=== Information provided ===
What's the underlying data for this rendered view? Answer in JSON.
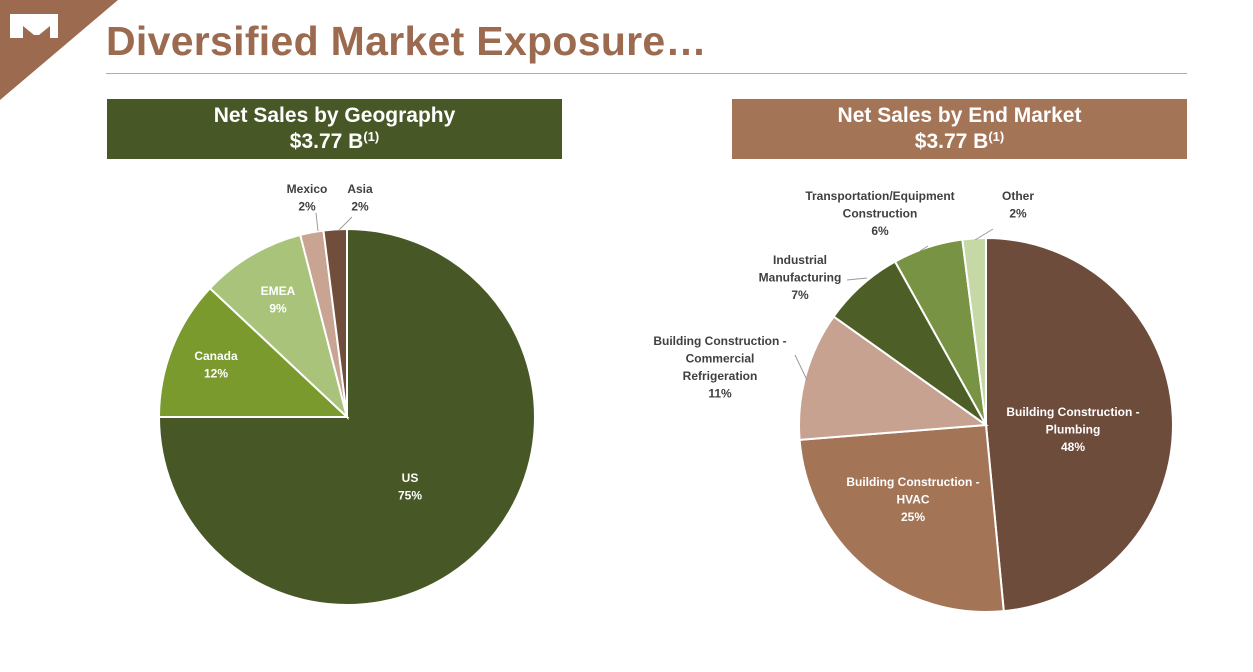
{
  "page": {
    "title": "Diversified Market Exposure…"
  },
  "colors": {
    "title": "#9b6a4f",
    "logo_bg": "#9b6a4f",
    "geo_header": "#485726",
    "end_header": "#a47457"
  },
  "chart_data": [
    {
      "type": "pie",
      "title": "Net Sales by Geography",
      "subtitle_value": "$3.77 B",
      "subtitle_note": "(1)",
      "slices": [
        {
          "label": "US",
          "value": 75,
          "value_label": "75%",
          "color": "#485726"
        },
        {
          "label": "Canada",
          "value": 12,
          "value_label": "12%",
          "color": "#7a9a2e"
        },
        {
          "label": "EMEA",
          "value": 9,
          "value_label": "9%",
          "color": "#a9c47a"
        },
        {
          "label": "Mexico",
          "value": 2,
          "value_label": "2%",
          "color": "#c9a493"
        },
        {
          "label": "Asia",
          "value": 2,
          "value_label": "2%",
          "color": "#704e3b"
        }
      ]
    },
    {
      "type": "pie",
      "title": "Net Sales by End Market",
      "subtitle_value": "$3.77 B",
      "subtitle_note": "(1)",
      "slices": [
        {
          "label": [
            "Building Construction -",
            "Plumbing"
          ],
          "value": 48,
          "value_label": "48%",
          "color": "#6e4c3b"
        },
        {
          "label": [
            "Building Construction -",
            "HVAC"
          ],
          "value": 25,
          "value_label": "25%",
          "color": "#a47457"
        },
        {
          "label": [
            "Building Construction -",
            "Commercial",
            "Refrigeration"
          ],
          "value": 11,
          "value_label": "11%",
          "color": "#c8a291"
        },
        {
          "label": [
            "Industrial",
            "Manufacturing"
          ],
          "value": 7,
          "value_label": "7%",
          "color": "#4d5f26"
        },
        {
          "label": [
            "Transportation/Equipment",
            "Construction"
          ],
          "value": 6,
          "value_label": "6%",
          "color": "#789344"
        },
        {
          "label": [
            "Other"
          ],
          "value": 2,
          "value_label": "2%",
          "color": "#c6d8a5"
        }
      ]
    }
  ]
}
===
Out of the records, collect only those lines that contain the string "Sales".

Reply to the task:
      "title": "Net Sales by Geography",
      "title": "Net Sales by End Market",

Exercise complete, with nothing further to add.